▶ _Required work_:
Write out all of the entries exactly as given.

▶ _Dataset entries_:
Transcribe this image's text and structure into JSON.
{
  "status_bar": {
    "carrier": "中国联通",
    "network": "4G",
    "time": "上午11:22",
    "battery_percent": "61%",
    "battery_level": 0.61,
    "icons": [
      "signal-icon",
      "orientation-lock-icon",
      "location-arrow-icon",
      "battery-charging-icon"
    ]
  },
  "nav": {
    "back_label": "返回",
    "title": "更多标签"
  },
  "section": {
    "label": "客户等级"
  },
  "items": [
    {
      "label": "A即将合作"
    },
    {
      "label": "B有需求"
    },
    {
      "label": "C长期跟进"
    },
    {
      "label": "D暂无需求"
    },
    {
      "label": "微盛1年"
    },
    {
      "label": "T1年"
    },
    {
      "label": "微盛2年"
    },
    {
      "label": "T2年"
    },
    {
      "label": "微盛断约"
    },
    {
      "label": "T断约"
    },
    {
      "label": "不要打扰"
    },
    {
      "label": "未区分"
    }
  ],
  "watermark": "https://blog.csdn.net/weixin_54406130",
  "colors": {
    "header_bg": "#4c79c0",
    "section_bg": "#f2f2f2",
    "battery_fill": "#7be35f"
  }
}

▶ _Response_:
Transcribe this image's text and structure into JSON.
{
  "status_bar": {
    "carrier": "中国联通",
    "network": "4G",
    "time": "上午11:22",
    "battery_percent": "61%",
    "battery_level": 0.61,
    "icons": [
      "signal-icon",
      "orientation-lock-icon",
      "location-arrow-icon",
      "battery-charging-icon"
    ]
  },
  "nav": {
    "back_label": "返回",
    "title": "更多标签"
  },
  "section": {
    "label": "客户等级"
  },
  "items": [
    {
      "label": "A即将合作"
    },
    {
      "label": "B有需求"
    },
    {
      "label": "C长期跟进"
    },
    {
      "label": "D暂无需求"
    },
    {
      "label": "微盛1年"
    },
    {
      "label": "T1年"
    },
    {
      "label": "微盛2年"
    },
    {
      "label": "T2年"
    },
    {
      "label": "微盛断约"
    },
    {
      "label": "T断约"
    },
    {
      "label": "不要打扰"
    },
    {
      "label": "未区分"
    }
  ],
  "watermark": "https://blog.csdn.net/weixin_54406130",
  "colors": {
    "header_bg": "#4c79c0",
    "section_bg": "#f2f2f2",
    "battery_fill": "#7be35f"
  }
}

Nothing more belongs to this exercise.